= RECORDS SUPPLIED =

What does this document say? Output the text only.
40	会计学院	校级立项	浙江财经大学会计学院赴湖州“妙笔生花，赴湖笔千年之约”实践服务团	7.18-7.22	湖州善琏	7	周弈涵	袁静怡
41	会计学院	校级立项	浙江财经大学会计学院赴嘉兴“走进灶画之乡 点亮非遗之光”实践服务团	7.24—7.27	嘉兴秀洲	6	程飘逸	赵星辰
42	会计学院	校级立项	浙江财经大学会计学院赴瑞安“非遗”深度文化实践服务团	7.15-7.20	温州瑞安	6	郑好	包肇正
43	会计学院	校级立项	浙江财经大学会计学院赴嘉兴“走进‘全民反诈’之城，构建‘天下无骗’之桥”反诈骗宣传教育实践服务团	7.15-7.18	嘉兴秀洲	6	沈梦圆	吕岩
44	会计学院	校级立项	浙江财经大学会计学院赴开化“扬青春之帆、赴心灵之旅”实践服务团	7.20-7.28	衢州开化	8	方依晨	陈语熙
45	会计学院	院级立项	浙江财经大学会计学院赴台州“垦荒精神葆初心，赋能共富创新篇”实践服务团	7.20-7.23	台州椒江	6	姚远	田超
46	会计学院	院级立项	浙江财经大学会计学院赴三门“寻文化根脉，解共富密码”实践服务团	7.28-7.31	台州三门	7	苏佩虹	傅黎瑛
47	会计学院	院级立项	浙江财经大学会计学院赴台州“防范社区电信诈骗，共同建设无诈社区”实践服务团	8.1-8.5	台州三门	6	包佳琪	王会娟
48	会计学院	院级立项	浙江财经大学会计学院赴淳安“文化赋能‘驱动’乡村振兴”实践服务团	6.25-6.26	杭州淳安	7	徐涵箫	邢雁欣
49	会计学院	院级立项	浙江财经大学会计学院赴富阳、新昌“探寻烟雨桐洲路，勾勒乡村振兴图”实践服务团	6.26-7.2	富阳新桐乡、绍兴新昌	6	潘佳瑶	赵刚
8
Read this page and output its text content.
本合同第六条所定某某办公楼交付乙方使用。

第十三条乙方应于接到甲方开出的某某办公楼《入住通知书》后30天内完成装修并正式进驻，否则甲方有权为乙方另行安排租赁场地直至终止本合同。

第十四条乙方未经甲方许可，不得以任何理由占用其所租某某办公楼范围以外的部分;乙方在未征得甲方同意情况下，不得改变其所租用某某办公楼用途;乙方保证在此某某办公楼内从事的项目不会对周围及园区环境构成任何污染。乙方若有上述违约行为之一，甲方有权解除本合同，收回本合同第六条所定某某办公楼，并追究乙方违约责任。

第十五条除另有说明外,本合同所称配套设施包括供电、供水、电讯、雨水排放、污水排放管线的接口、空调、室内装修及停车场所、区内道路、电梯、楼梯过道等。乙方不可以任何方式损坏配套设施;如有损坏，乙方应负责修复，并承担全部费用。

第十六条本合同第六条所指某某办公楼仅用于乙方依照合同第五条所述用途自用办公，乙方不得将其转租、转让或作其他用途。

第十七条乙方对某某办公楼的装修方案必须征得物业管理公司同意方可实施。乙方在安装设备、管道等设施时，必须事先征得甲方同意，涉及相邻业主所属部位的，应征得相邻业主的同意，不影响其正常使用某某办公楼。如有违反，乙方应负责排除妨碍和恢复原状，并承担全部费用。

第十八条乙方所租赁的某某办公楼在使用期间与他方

= TASK DIRECTIONS =
Each record above should be returned exactly as it appears.

= TASK OUTPUT =
What does this document say? Output the text only.
40	会计学院	校级立项	浙江财经大学会计学院赴湖州“妙笔生花，赴湖笔千年之约”实践服务团	7.18-7.22	湖州善琏	7	周弈涵	袁静怡
41	会计学院	校级立项	浙江财经大学会计学院赴嘉兴“走进灶画之乡 点亮非遗之光”实践服务团	7.24—7.27	嘉兴秀洲	6	程飘逸	赵星辰
42	会计学院	校级立项	浙江财经大学会计学院赴瑞安“非遗”深度文化实践服务团	7.15-7.20	温州瑞安	6	郑好	包肇正
43	会计学院	校级立项	浙江财经大学会计学院赴嘉兴“走进‘全民反诈’之城，构建‘天下无骗’之桥”反诈骗宣传教育实践服务团	7.15-7.18	嘉兴秀洲	6	沈梦圆	吕岩
44	会计学院	校级立项	浙江财经大学会计学院赴开化“扬青春之帆、赴心灵之旅”实践服务团	7.20-7.28	衢州开化	8	方依晨	陈语熙
45	会计学院	院级立项	浙江财经大学会计学院赴台州“垦荒精神葆初心，赋能共富创新篇”实践服务团	7.20-7.23	台州椒江	6	姚远	田超
46	会计学院	院级立项	浙江财经大学会计学院赴三门“寻文化根脉，解共富密码”实践服务团	7.28-7.31	台州三门	7	苏佩虹	傅黎瑛
47	会计学院	院级立项	浙江财经大学会计学院赴台州“防范社区电信诈骗，共同建设无诈社区”实践服务团	8.1-8.5	台州三门	6	包佳琪	王会娟
48	会计学院	院级立项	浙江财经大学会计学院赴淳安“文化赋能‘驱动’乡村振兴”实践服务团	6.25-6.26	杭州淳安	7	徐涵箫	邢雁欣
49	会计学院	院级立项	浙江财经大学会计学院赴富阳、新昌“探寻烟雨桐洲路，勾勒乡村振兴图”实践服务团	6.26-7.2	富阳新桐乡、绍兴新昌	6	潘佳瑶	赵刚
8
Read this page and output its text content.
本合同第六条所定某某办公楼交付乙方使用。

第十三条乙方应于接到甲方开出的某某办公楼《入住通知书》后30天内完成装修并正式进驻，否则甲方有权为乙方另行安排租赁场地直至终止本合同。

第十四条乙方未经甲方许可，不得以任何理由占用其所租某某办公楼范围以外的部分;乙方在未征得甲方同意情况下，不得改变其所租用某某办公楼用途;乙方保证在此某某办公楼内从事的项目不会对周围及园区环境构成任何污染。乙方若有上述违约行为之一，甲方有权解除本合同，收回本合同第六条所定某某办公楼，并追究乙方违约责任。

第十五条除另有说明外,本合同所称配套设施包括供电、供水、电讯、雨水排放、污水排放管线的接口、空调、室内装修及停车场所、区内道路、电梯、楼梯过道等。乙方不可以任何方式损坏配套设施;如有损坏，乙方应负责修复，并承担全部费用。

第十六条本合同第六条所指某某办公楼仅用于乙方依照合同第五条所述用途自用办公，乙方不得将其转租、转让或作其他用途。

第十七条乙方对某某办公楼的装修方案必须征得物业管理公司同意方可实施。乙方在安装设备、管道等设施时，必须事先征得甲方同意，涉及相邻业主所属部位的，应征得相邻业主的同意，不影响其正常使用某某办公楼。如有违反，乙方应负责排除妨碍和恢复原状，并承担全部费用。

第十八条乙方所租赁的某某办公楼在使用期间与他方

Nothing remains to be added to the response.